| DO THIS |
Reproduce this listing in full.

| RECORDS SHOWN |
· · ·
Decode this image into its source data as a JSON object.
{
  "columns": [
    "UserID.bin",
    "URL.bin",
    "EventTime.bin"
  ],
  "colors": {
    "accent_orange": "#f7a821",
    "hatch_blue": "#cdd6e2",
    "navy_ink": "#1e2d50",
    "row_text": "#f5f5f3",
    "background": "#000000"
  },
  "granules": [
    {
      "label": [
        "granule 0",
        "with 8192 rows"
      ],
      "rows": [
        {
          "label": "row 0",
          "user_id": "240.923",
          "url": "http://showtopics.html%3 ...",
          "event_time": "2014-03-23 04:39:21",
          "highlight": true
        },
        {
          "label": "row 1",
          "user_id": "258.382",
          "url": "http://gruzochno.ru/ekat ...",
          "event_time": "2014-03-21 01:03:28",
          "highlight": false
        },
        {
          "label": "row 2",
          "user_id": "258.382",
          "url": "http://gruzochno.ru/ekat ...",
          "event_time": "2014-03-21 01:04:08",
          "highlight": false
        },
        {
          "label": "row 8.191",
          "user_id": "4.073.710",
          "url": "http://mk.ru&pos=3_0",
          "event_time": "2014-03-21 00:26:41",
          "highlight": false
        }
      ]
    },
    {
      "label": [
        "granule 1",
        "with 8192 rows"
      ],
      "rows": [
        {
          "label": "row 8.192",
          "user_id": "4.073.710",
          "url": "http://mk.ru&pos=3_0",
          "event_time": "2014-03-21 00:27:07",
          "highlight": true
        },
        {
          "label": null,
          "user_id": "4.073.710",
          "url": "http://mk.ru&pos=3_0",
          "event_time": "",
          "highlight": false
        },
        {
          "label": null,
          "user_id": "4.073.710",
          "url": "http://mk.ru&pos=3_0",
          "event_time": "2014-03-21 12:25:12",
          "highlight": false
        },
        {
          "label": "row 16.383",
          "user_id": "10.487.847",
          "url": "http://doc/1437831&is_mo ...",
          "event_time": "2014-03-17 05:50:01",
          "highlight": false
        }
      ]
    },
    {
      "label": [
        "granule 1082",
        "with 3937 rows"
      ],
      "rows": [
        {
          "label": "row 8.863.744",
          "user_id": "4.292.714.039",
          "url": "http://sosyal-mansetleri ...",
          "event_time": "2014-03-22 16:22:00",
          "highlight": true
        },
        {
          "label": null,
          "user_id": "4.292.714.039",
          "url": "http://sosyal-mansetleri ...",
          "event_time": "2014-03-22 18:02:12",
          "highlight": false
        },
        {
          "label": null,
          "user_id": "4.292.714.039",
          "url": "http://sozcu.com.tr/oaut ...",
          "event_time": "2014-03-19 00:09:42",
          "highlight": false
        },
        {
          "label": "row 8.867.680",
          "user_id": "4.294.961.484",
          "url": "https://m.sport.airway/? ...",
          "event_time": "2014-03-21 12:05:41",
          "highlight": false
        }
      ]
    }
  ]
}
· · ·
| EXERCISE RESULT |
Decode this image into its source data as a JSON object.
{
  "columns": [
    "UserID.bin",
    "URL.bin",
    "EventTime.bin"
  ],
  "colors": {
    "accent_orange": "#f7a821",
    "hatch_blue": "#cdd6e2",
    "navy_ink": "#1e2d50",
    "row_text": "#f5f5f3",
    "background": "#000000"
  },
  "granules": [
    {
      "label": [
        "granule 0",
        "with 8192 rows"
      ],
      "rows": [
        {
          "label": "row 0",
          "user_id": "240.923",
          "url": "http://showtopics.html%3 ...",
          "event_time": "2014-03-23 04:39:21",
          "highlight": true
        },
        {
          "label": "row 1",
          "user_id": "258.382",
          "url": "http://gruzochno.ru/ekat ...",
          "event_time": "2014-03-21 01:03:28",
          "highlight": false
        },
        {
          "label": "row 2",
          "user_id": "258.382",
          "url": "http://gruzochno.ru/ekat ...",
          "event_time": "2014-03-21 01:04:08",
          "highlight": false
        },
        {
          "label": "row 8.191",
          "user_id": "4.073.710",
          "url": "http://mk.ru&pos=3_0",
          "event_time": "2014-03-21 00:26:41",
          "highlight": false
        }
      ]
    },
    {
      "label": [
        "granule 1",
        "with 8192 rows"
      ],
      "rows": [
        {
          "label": "row 8.192",
          "user_id": "4.073.710",
          "url": "http://mk.ru&pos=3_0",
          "event_time": "2014-03-21 00:27:07",
          "highlight": true
        },
        {
          "label": null,
          "user_id": "4.073.710",
          "url": "http://mk.ru&pos=3_0",
          "event_time": "",
          "highlight": false
        },
        {
          "label": null,
          "user_id": "4.073.710",
          "url": "http://mk.ru&pos=3_0",
          "event_time": "2014-03-21 12:25:12",
          "highlight": false
        },
        {
          "label": "row 16.383",
          "user_id": "10.487.847",
          "url": "http://doc/1437831&is_mo ...",
          "event_time": "2014-03-17 05:50:01",
          "highlight": false
        }
      ]
    },
    {
      "label": [
        "granule 1082",
        "with 3937 rows"
      ],
      "rows": [
        {
          "label": "row 8.863.744",
          "user_id": "4.292.714.039",
          "url": "http://sosyal-mansetleri ...",
          "event_time": "2014-03-22 16:22:00",
          "highlight": true
        },
        {
          "label": null,
          "user_id": "4.292.714.039",
          "url": "http://sosyal-mansetleri ...",
          "event_time": "2014-03-22 18:02:12",
          "highlight": false
        },
        {
          "label": null,
          "user_id": "4.292.714.039",
          "url": "http://sozcu.com.tr/oaut ...",
          "event_time": "2014-03-19 00:09:42",
          "highlight": false
        },
        {
          "label": "row 8.867.680",
          "user_id": "4.294.961.484",
          "url": "https://m.sport.airway/? ...",
          "event_time": "2014-03-21 12:05:41",
          "highlight": false
        }
      ]
    }
  ]
}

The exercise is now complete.